▶ Written problem
Find every line in the records that holds the string "title". Copy each one.

====== Entries shown ======

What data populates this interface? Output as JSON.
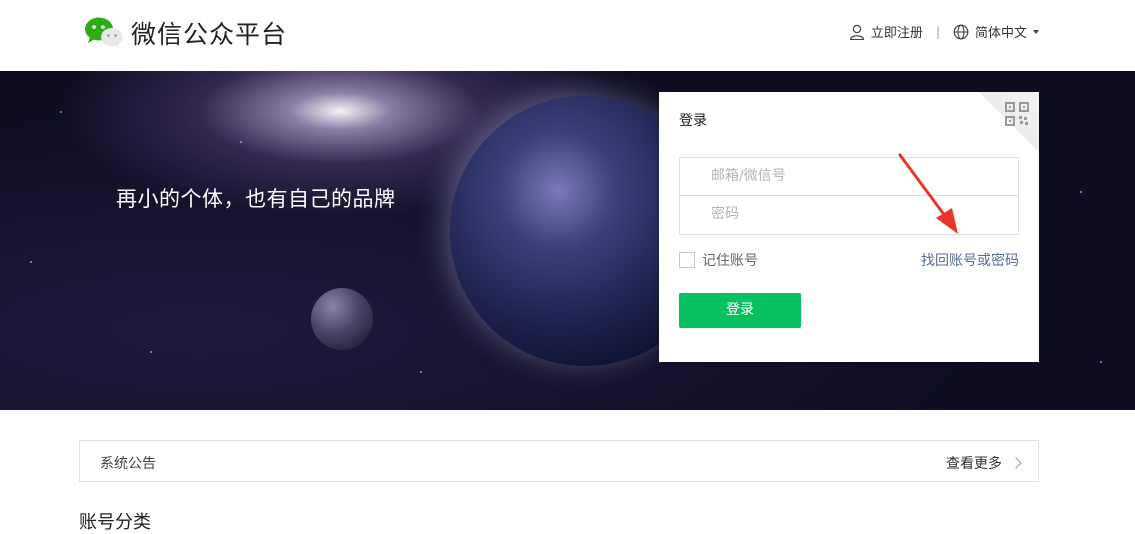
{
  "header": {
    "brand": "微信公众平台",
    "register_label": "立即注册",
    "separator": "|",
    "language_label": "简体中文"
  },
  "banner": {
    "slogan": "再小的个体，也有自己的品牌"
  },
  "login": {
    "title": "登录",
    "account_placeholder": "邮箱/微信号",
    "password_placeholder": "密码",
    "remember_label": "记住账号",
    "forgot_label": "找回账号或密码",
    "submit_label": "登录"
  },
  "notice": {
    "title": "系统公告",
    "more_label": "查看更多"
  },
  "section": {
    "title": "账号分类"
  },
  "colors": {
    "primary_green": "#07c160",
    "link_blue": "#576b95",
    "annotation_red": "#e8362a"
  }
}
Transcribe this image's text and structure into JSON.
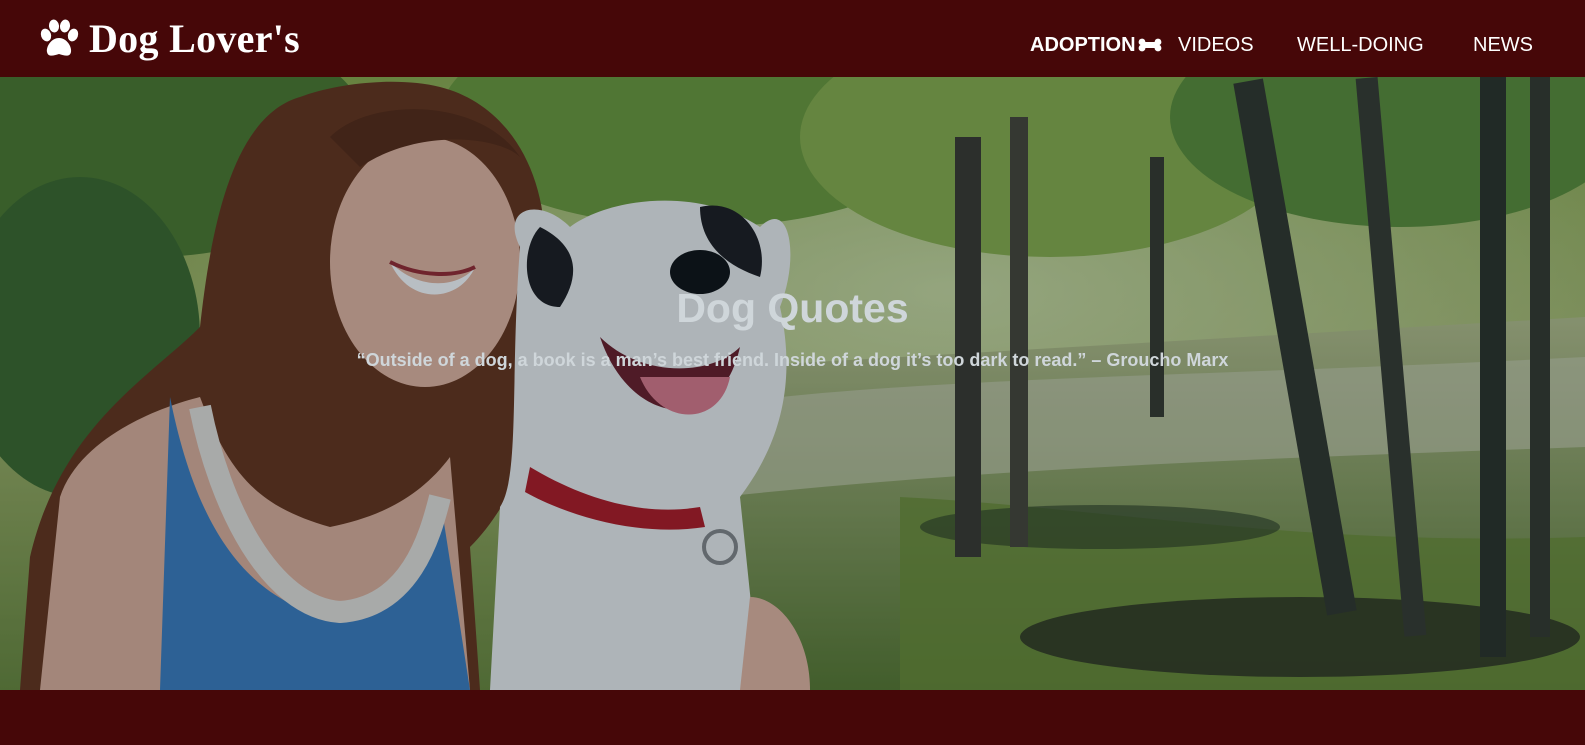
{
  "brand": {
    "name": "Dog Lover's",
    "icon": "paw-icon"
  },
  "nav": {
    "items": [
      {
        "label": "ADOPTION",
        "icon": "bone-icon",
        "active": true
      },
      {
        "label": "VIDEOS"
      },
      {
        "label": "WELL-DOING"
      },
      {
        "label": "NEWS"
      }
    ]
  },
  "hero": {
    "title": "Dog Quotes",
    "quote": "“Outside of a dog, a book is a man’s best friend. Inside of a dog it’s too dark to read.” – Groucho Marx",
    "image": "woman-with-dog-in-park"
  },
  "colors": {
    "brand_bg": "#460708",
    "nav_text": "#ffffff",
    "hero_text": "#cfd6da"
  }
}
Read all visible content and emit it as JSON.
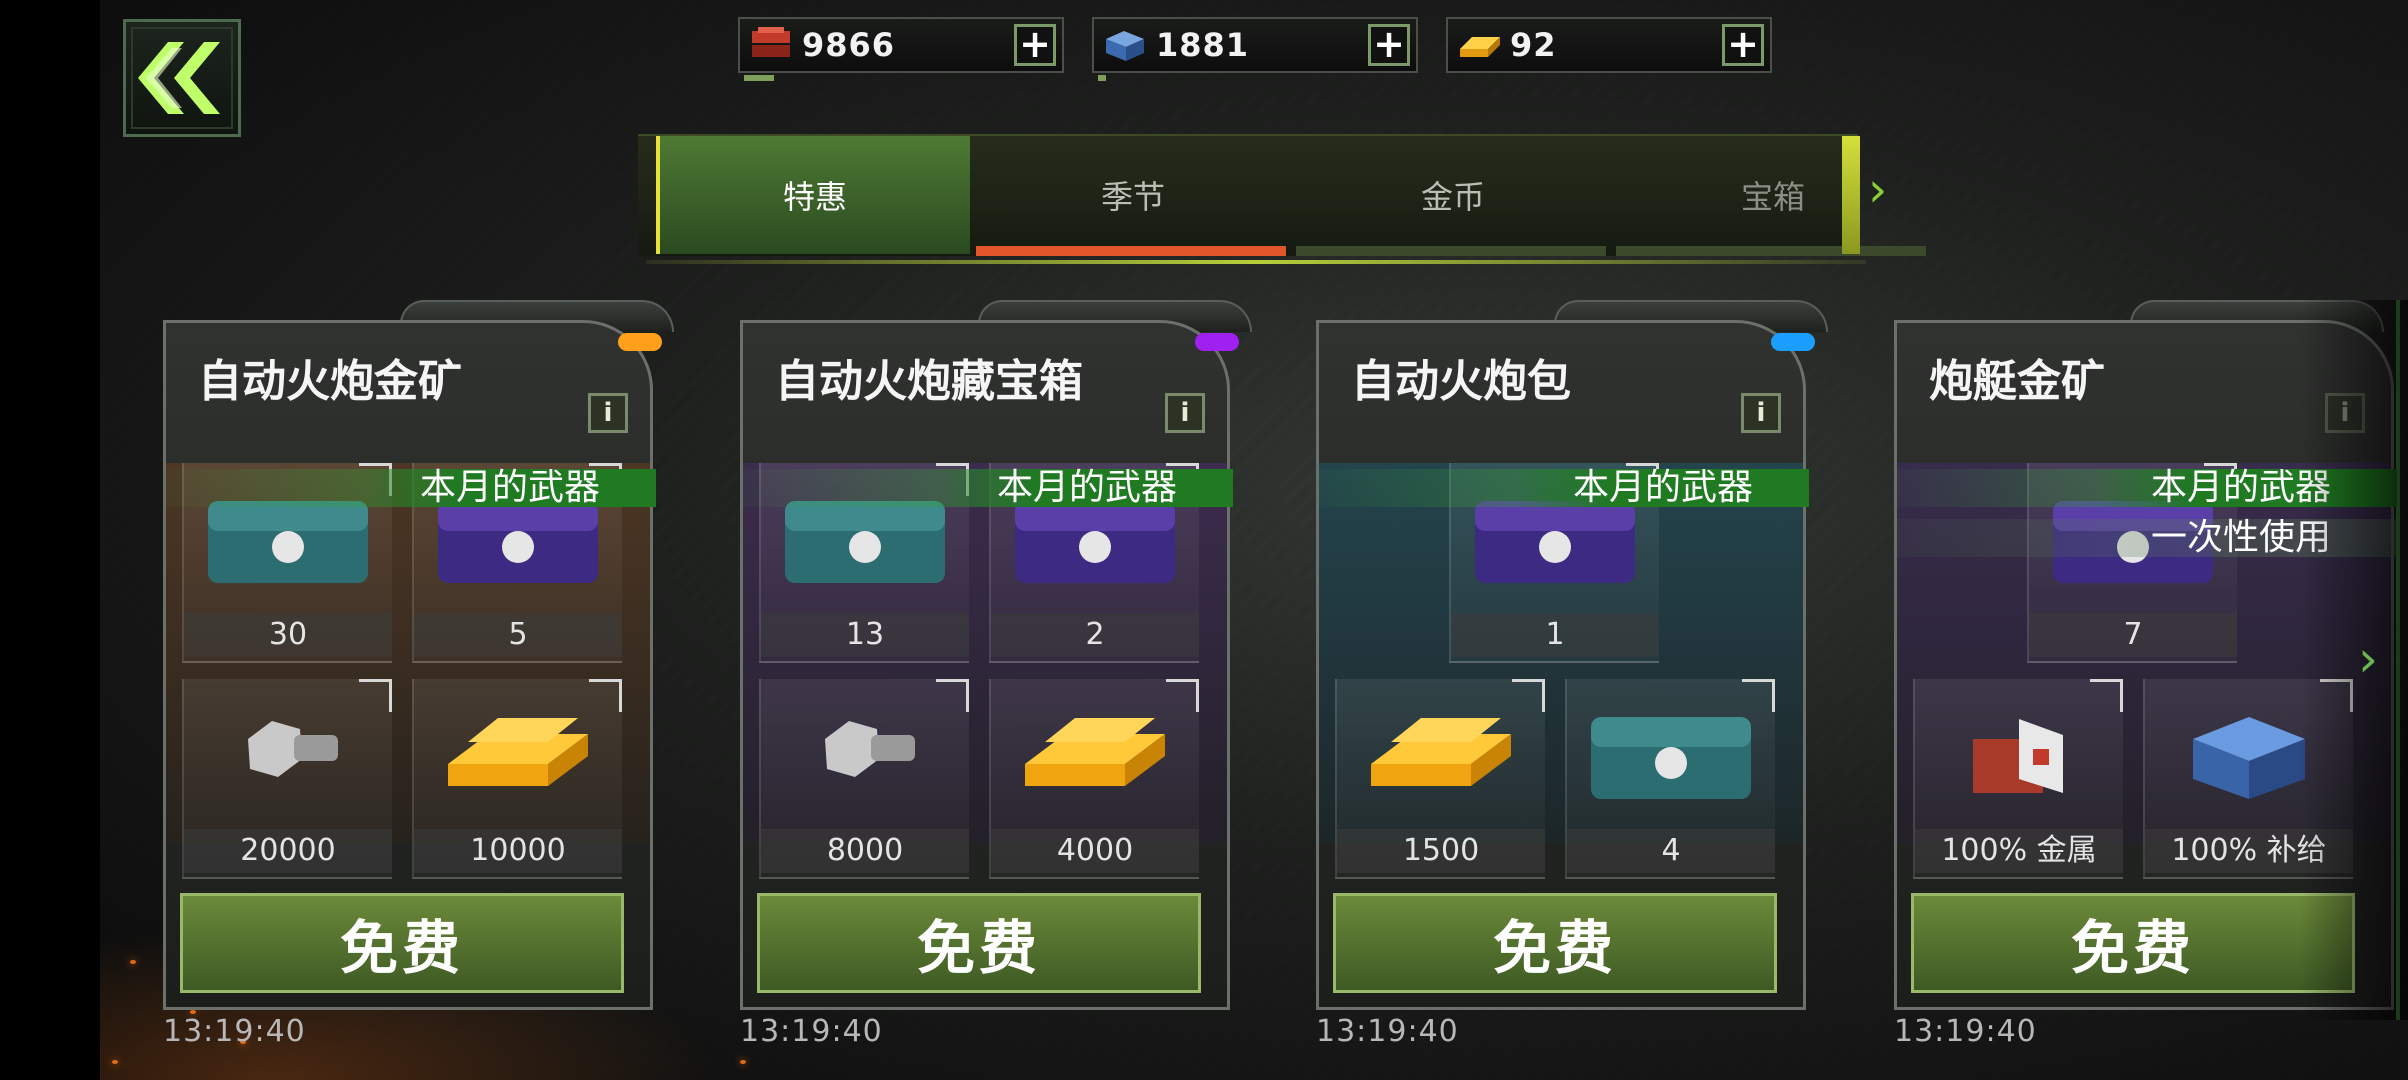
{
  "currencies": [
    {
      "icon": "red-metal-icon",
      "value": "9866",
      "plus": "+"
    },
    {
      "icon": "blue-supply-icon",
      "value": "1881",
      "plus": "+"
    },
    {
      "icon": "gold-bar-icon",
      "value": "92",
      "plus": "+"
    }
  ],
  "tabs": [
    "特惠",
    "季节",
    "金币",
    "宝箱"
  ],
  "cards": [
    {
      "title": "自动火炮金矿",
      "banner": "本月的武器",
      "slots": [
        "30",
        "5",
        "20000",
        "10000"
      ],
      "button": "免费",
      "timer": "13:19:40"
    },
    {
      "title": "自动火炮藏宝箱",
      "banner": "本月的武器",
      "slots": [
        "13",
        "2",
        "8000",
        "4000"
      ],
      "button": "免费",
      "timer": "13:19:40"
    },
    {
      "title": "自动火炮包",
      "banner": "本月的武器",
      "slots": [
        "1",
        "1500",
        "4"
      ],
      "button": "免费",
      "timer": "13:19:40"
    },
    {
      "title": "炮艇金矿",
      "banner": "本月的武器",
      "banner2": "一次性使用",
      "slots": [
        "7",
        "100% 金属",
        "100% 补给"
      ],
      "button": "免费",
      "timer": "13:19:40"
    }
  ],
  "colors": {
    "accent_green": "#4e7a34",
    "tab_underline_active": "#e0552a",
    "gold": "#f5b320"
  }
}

======

▶ Output for this task
    "title": "登录",
    "title": "系统公告",
    "title": "账号分类"
    "title": "Dog Quotes",
      "title": "自动火炮金矿",
      "title": "自动火炮藏宝箱",
      "title": "自动火炮包",
      "title": "炮艇金矿",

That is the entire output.